(Dataset records)
____________

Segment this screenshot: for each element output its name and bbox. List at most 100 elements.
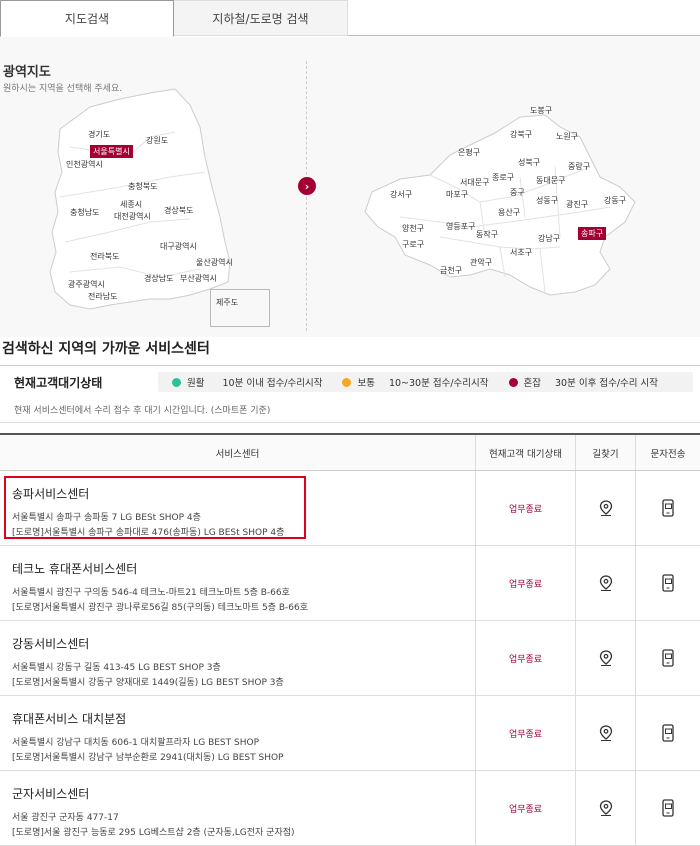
center-info-cell: 군자서비스센터 서울 광진구 군자동 477-17 [도로명]서울 광진구 능동…	[0, 771, 476, 845]
status-note: 현재 서비스센터에서 수리 접수 후 대기 시간입니다. (스마트폰 기준)	[14, 406, 271, 416]
center-road-address: [도로명]서울 광진구 능동로 295 LG베스트샵 2층 (군자동,LG전자 …	[12, 828, 295, 838]
legend-busy: 혼잡 30분 이후 접수/수리 시작	[508, 375, 659, 389]
region-jeonnam[interactable]: 전라남도	[88, 291, 117, 302]
district-dongjak[interactable]: 동작구	[476, 229, 498, 240]
center-road-address: [도로명]서울특별시 광진구 광나루로56길 85(구의동) 테크노마트 5층 …	[12, 603, 308, 613]
center-info-cell: 테크노 휴대폰서비스센터 서울특별시 광진구 구의동 546-4 테크노-마트2…	[0, 546, 476, 620]
district-nowon[interactable]: 노원구	[556, 131, 578, 142]
header-service-center: 서비스센터	[0, 435, 476, 470]
table-row: 테크노 휴대폰서비스센터 서울특별시 광진구 구의동 546-4 테크노-마트2…	[0, 546, 700, 621]
legend-desc: 10~30분 접수/수리시작	[388, 378, 489, 389]
center-status: 업무종료	[476, 621, 576, 695]
legend-label: 보통	[357, 378, 375, 389]
status-title: 현재고객대기상태	[14, 376, 103, 390]
center-status: 업무종료	[476, 696, 576, 770]
tab-subway-road-search[interactable]: 지하철/도로명 검색	[174, 0, 348, 36]
district-seodaemun[interactable]: 서대문구	[460, 177, 489, 188]
district-eunpyeong[interactable]: 은평구	[458, 147, 480, 158]
red-dot-icon	[508, 377, 518, 387]
district-yangcheon[interactable]: 양천구	[402, 223, 424, 234]
center-road-address: [도로명]서울특별시 강남구 남부순환로 2941(대치동) LG BEST S…	[12, 753, 284, 763]
directions-cell	[576, 471, 636, 545]
table-header: 서비스센터 현재고객 대기상태 길찾기 문자전송	[0, 435, 700, 471]
district-jungnang[interactable]: 중랑구	[568, 161, 590, 172]
district-junggu[interactable]: 중구	[510, 187, 525, 198]
center-info-cell: 휴대폰서비스 대치분점 서울특별시 강남구 대치동 606-1 대치팔프라자 L…	[0, 696, 476, 770]
region-gyeongbuk[interactable]: 경상북도	[164, 205, 193, 216]
region-gangwon[interactable]: 강원도	[146, 135, 168, 146]
map-pin-icon[interactable]	[599, 799, 613, 817]
mobile-sms-icon[interactable]	[661, 799, 675, 817]
district-mapo[interactable]: 마포구	[446, 189, 468, 200]
mobile-sms-icon[interactable]	[661, 649, 675, 667]
status-legend: 원활 10분 이내 접수/수리시작 보통 10~30분 접수/수리시작 혼잡 3…	[158, 372, 693, 392]
district-seongbuk[interactable]: 성북구	[518, 157, 540, 168]
mobile-sms-icon[interactable]	[661, 574, 675, 592]
district-gwanak[interactable]: 관악구	[470, 257, 492, 268]
sms-cell	[636, 696, 700, 770]
district-gwangjin[interactable]: 광진구	[566, 199, 588, 210]
district-yeongdeungpo[interactable]: 영등포구	[446, 221, 475, 232]
sms-cell	[636, 621, 700, 695]
center-info-cell: 강동서비스센터 서울특별시 강동구 길동 413-45 LG BEST SHOP…	[0, 621, 476, 695]
region-jeju[interactable]: 제주도	[216, 297, 238, 308]
tab-map-search[interactable]: 지도검색	[0, 0, 174, 37]
center-name[interactable]: 강동서비스센터	[12, 635, 475, 652]
seoul-map-shape	[364, 114, 636, 296]
district-geumcheon[interactable]: 금천구	[440, 265, 462, 276]
region-seoul[interactable]: 서울특별시	[90, 145, 133, 158]
region-jeonbuk[interactable]: 전라북도	[90, 251, 119, 262]
map-pin-icon[interactable]	[599, 574, 613, 592]
map-pin-icon[interactable]	[599, 724, 613, 742]
map-pin-icon[interactable]	[599, 649, 613, 667]
section-title: 검색하신 지역의 가까운 서비스센터	[2, 341, 210, 357]
region-daegu[interactable]: 대구광역시	[160, 241, 197, 252]
mobile-sms-icon[interactable]	[661, 499, 675, 517]
region-incheon[interactable]: 인천광역시	[66, 159, 103, 170]
region-busan[interactable]: 부산광역시	[180, 273, 217, 284]
district-gangnam[interactable]: 강남구	[538, 233, 560, 244]
table-row: 휴대폰서비스 대치분점 서울특별시 강남구 대치동 606-1 대치팔프라자 L…	[0, 696, 700, 771]
district-seocho[interactable]: 서초구	[510, 247, 532, 258]
mobile-sms-icon[interactable]	[661, 724, 675, 742]
district-dobong[interactable]: 도봉구	[530, 105, 552, 116]
next-arrow-button[interactable]: ›	[298, 177, 316, 195]
header-directions: 길찾기	[576, 435, 636, 470]
map-pin-icon[interactable]	[599, 499, 613, 517]
center-name[interactable]: 휴대폰서비스 대치분점	[12, 710, 475, 727]
region-sejong[interactable]: 세종시	[120, 199, 142, 210]
legend-desc: 10분 이내 접수/수리시작	[222, 378, 323, 389]
region-gyeongnam[interactable]: 경상남도	[144, 273, 173, 284]
jeju-inset	[210, 289, 270, 327]
region-daejeon[interactable]: 대전광역시	[114, 211, 151, 222]
region-chungbuk[interactable]: 충청북도	[128, 181, 157, 192]
region-gyeonggi[interactable]: 경기도	[88, 129, 110, 140]
district-songpa[interactable]: 송파구	[578, 227, 607, 240]
map-divider	[306, 61, 307, 331]
center-road-address: [도로명]서울특별시 강동구 양재대로 1449(길동) LG BEST SHO…	[12, 678, 284, 688]
sms-cell	[636, 546, 700, 620]
district-guro[interactable]: 구로구	[402, 239, 424, 250]
center-name[interactable]: 군자서비스센터	[12, 785, 475, 802]
district-dongdaemun[interactable]: 동대문구	[536, 175, 565, 186]
center-status: 업무종료	[476, 546, 576, 620]
legend-desc: 30분 이후 접수/수리 시작	[555, 378, 659, 389]
green-dot-icon	[172, 377, 181, 387]
sms-cell	[636, 771, 700, 845]
region-gwangju[interactable]: 광주광역시	[68, 279, 105, 290]
district-gangdong[interactable]: 강동구	[604, 195, 626, 206]
legend-normal: 보통 10~30분 접수/수리시작	[342, 375, 489, 389]
legend-smooth: 원활 10분 이내 접수/수리시작	[172, 375, 322, 389]
table-row: 강동서비스센터 서울특별시 강동구 길동 413-45 LG BEST SHOP…	[0, 621, 700, 696]
legend-label: 혼잡	[523, 378, 541, 389]
district-yongsan[interactable]: 용산구	[498, 207, 520, 218]
district-jongno[interactable]: 종로구	[492, 172, 514, 183]
district-gangbuk[interactable]: 강북구	[510, 129, 532, 140]
center-name[interactable]: 테크노 휴대폰서비스센터	[12, 560, 475, 577]
district-seongdong[interactable]: 성동구	[536, 195, 558, 206]
center-status: 업무종료	[476, 771, 576, 845]
region-ulsan[interactable]: 울산광역시	[196, 257, 233, 268]
center-address: 서울특별시 강남구 대치동 606-1 대치팔프라자 LG BEST SHOP	[12, 738, 259, 748]
region-chungnam[interactable]: 충청남도	[70, 207, 99, 218]
district-gangseo[interactable]: 강서구	[390, 189, 412, 200]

____________

Task requirements:
Reproduce the entire listing above word for word, leaving out the pictures.

Output of the task:
Segment this screenshot: for each element output its name and bbox. List at most 100 elements.
center-info-cell: 군자서비스센터 서울 광진구 군자동 477-17 [도로명]서울 광진구 능동…	[0, 771, 476, 845]
status-note: 현재 서비스센터에서 수리 접수 후 대기 시간입니다. (스마트폰 기준)	[14, 406, 271, 416]
center-road-address: [도로명]서울 광진구 능동로 295 LG베스트샵 2층 (군자동,LG전자 …	[12, 828, 295, 838]
legend-busy: 혼잡 30분 이후 접수/수리 시작	[508, 375, 659, 389]
region-jeonnam[interactable]: 전라남도	[88, 291, 117, 302]
district-dongjak[interactable]: 동작구	[476, 229, 498, 240]
center-road-address: [도로명]서울특별시 광진구 광나루로56길 85(구의동) 테크노마트 5층 …	[12, 603, 308, 613]
center-info-cell: 테크노 휴대폰서비스센터 서울특별시 광진구 구의동 546-4 테크노-마트2…	[0, 546, 476, 620]
district-nowon[interactable]: 노원구	[556, 131, 578, 142]
header-service-center: 서비스센터	[0, 435, 476, 470]
table-row: 테크노 휴대폰서비스센터 서울특별시 광진구 구의동 546-4 테크노-마트2…	[0, 546, 700, 621]
legend-desc: 10~30분 접수/수리시작	[388, 378, 489, 389]
center-status: 업무종료	[476, 621, 576, 695]
legend-label: 보통	[357, 378, 375, 389]
status-title: 현재고객대기상태	[14, 376, 103, 390]
center-status: 업무종료	[476, 696, 576, 770]
tab-subway-road-search[interactable]: 지하철/도로명 검색	[174, 0, 348, 36]
district-seodaemun[interactable]: 서대문구	[460, 177, 489, 188]
district-eunpyeong[interactable]: 은평구	[458, 147, 480, 158]
red-dot-icon	[508, 377, 518, 387]
district-yangcheon[interactable]: 양천구	[402, 223, 424, 234]
center-road-address: [도로명]서울특별시 강남구 남부순환로 2941(대치동) LG BEST S…	[12, 753, 284, 763]
directions-cell	[576, 471, 636, 545]
table-header: 서비스센터 현재고객 대기상태 길찾기 문자전송	[0, 435, 700, 471]
district-jungnang[interactable]: 중랑구	[568, 161, 590, 172]
district-junggu[interactable]: 중구	[510, 187, 525, 198]
center-info-cell: 휴대폰서비스 대치분점 서울특별시 강남구 대치동 606-1 대치팔프라자 L…	[0, 696, 476, 770]
region-gyeongbuk[interactable]: 경상북도	[164, 205, 193, 216]
region-gangwon[interactable]: 강원도	[146, 135, 168, 146]
map-pin-icon[interactable]	[599, 799, 613, 817]
mobile-sms-icon[interactable]	[661, 799, 675, 817]
district-mapo[interactable]: 마포구	[446, 189, 468, 200]
mobile-sms-icon[interactable]	[661, 649, 675, 667]
status-legend: 원활 10분 이내 접수/수리시작 보통 10~30분 접수/수리시작 혼잡 3…	[158, 372, 693, 392]
district-seongbuk[interactable]: 성북구	[518, 157, 540, 168]
mobile-sms-icon[interactable]	[661, 574, 675, 592]
district-gwanak[interactable]: 관악구	[470, 257, 492, 268]
sms-cell	[636, 696, 700, 770]
district-gwangjin[interactable]: 광진구	[566, 199, 588, 210]
district-yeongdeungpo[interactable]: 영등포구	[446, 221, 475, 232]
sms-cell	[636, 621, 700, 695]
center-info-cell: 강동서비스센터 서울특별시 강동구 길동 413-45 LG BEST SHOP…	[0, 621, 476, 695]
region-jeju[interactable]: 제주도	[216, 297, 238, 308]
tab-map-search[interactable]: 지도검색	[0, 0, 174, 37]
center-name[interactable]: 강동서비스센터	[12, 635, 475, 652]
seoul-map-shape	[364, 114, 636, 296]
district-geumcheon[interactable]: 금천구	[440, 265, 462, 276]
region-seoul[interactable]: 서울특별시	[90, 145, 133, 158]
region-jeonbuk[interactable]: 전라북도	[90, 251, 119, 262]
map-pin-icon[interactable]	[599, 574, 613, 592]
map-pin-icon[interactable]	[599, 724, 613, 742]
map-pin-icon[interactable]	[599, 649, 613, 667]
section-title: 검색하신 지역의 가까운 서비스센터	[2, 341, 210, 357]
region-daegu[interactable]: 대구광역시	[160, 241, 197, 252]
mobile-sms-icon[interactable]	[661, 499, 675, 517]
region-incheon[interactable]: 인천광역시	[66, 159, 103, 170]
region-busan[interactable]: 부산광역시	[180, 273, 217, 284]
district-gangnam[interactable]: 강남구	[538, 233, 560, 244]
table-row: 휴대폰서비스 대치분점 서울특별시 강남구 대치동 606-1 대치팔프라자 L…	[0, 696, 700, 771]
district-seocho[interactable]: 서초구	[510, 247, 532, 258]
mobile-sms-icon[interactable]	[661, 724, 675, 742]
district-dobong[interactable]: 도봉구	[530, 105, 552, 116]
next-arrow-button[interactable]: ›	[298, 177, 316, 195]
header-directions: 길찾기	[576, 435, 636, 470]
map-pin-icon[interactable]	[599, 499, 613, 517]
center-name[interactable]: 휴대폰서비스 대치분점	[12, 710, 475, 727]
region-sejong[interactable]: 세종시	[120, 199, 142, 210]
legend-desc: 10분 이내 접수/수리시작	[222, 378, 323, 389]
region-gyeongnam[interactable]: 경상남도	[144, 273, 173, 284]
jeju-inset	[210, 289, 270, 327]
region-daejeon[interactable]: 대전광역시	[114, 211, 151, 222]
region-chungbuk[interactable]: 충청북도	[128, 181, 157, 192]
region-gyeonggi[interactable]: 경기도	[88, 129, 110, 140]
district-songpa[interactable]: 송파구	[578, 227, 607, 240]
map-divider	[306, 61, 307, 331]
center-road-address: [도로명]서울특별시 강동구 양재대로 1449(길동) LG BEST SHO…	[12, 678, 284, 688]
sms-cell	[636, 546, 700, 620]
district-guro[interactable]: 구로구	[402, 239, 424, 250]
center-name[interactable]: 군자서비스센터	[12, 785, 475, 802]
district-dongdaemun[interactable]: 동대문구	[536, 175, 565, 186]
center-status: 업무종료	[476, 546, 576, 620]
legend-desc: 30분 이후 접수/수리 시작	[555, 378, 659, 389]
green-dot-icon	[172, 377, 181, 387]
sms-cell	[636, 771, 700, 845]
region-gwangju[interactable]: 광주광역시	[68, 279, 105, 290]
district-gangdong[interactable]: 강동구	[604, 195, 626, 206]
legend-normal: 보통 10~30분 접수/수리시작	[342, 375, 489, 389]
legend-smooth: 원활 10분 이내 접수/수리시작	[172, 375, 322, 389]
table-row: 강동서비스센터 서울특별시 강동구 길동 413-45 LG BEST SHOP…	[0, 621, 700, 696]
legend-label: 혼잡	[523, 378, 541, 389]
district-yongsan[interactable]: 용산구	[498, 207, 520, 218]
district-jongno[interactable]: 종로구	[492, 172, 514, 183]
district-gangbuk[interactable]: 강북구	[510, 129, 532, 140]
center-name[interactable]: 테크노 휴대폰서비스센터	[12, 560, 475, 577]
district-seongdong[interactable]: 성동구	[536, 195, 558, 206]
center-status: 업무종료	[476, 771, 576, 845]
region-ulsan[interactable]: 울산광역시	[196, 257, 233, 268]
center-address: 서울특별시 강남구 대치동 606-1 대치팔프라자 LG BEST SHOP	[12, 738, 259, 748]
region-chungnam[interactable]: 충청남도	[70, 207, 99, 218]
district-gangseo[interactable]: 강서구	[390, 189, 412, 200]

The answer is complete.